Answer with nothing but the number of lines that include the word "bear".
┄┄┄┄┄┄
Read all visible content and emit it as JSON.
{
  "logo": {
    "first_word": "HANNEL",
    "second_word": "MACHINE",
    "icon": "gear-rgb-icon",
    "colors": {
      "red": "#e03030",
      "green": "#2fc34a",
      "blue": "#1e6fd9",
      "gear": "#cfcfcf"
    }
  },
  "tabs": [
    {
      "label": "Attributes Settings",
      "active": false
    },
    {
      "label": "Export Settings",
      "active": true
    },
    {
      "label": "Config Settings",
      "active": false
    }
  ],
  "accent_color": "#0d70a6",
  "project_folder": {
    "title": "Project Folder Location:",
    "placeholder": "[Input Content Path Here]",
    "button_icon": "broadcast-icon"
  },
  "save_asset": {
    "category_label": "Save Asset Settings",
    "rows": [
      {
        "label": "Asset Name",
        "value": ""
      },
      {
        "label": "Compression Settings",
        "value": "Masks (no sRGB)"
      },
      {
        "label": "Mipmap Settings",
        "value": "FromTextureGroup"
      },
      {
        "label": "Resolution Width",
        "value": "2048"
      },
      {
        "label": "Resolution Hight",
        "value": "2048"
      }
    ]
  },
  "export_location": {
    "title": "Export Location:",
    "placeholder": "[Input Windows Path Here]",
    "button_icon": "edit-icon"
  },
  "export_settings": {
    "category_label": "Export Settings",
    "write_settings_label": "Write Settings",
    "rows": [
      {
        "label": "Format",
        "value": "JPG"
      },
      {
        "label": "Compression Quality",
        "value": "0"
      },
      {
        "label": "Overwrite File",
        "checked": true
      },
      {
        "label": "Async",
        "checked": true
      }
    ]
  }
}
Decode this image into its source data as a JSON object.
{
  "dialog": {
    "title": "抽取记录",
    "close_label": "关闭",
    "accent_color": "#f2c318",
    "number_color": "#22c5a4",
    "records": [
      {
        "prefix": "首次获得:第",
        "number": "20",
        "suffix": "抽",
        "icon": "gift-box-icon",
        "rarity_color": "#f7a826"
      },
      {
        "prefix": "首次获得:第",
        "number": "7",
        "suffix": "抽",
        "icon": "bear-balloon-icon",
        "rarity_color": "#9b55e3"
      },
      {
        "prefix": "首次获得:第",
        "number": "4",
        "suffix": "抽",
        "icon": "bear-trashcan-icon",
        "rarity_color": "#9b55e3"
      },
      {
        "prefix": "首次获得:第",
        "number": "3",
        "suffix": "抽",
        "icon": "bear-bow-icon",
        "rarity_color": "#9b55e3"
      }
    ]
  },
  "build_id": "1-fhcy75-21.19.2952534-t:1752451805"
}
┄┄┄┄┄┄
*Answer to this problem*:
3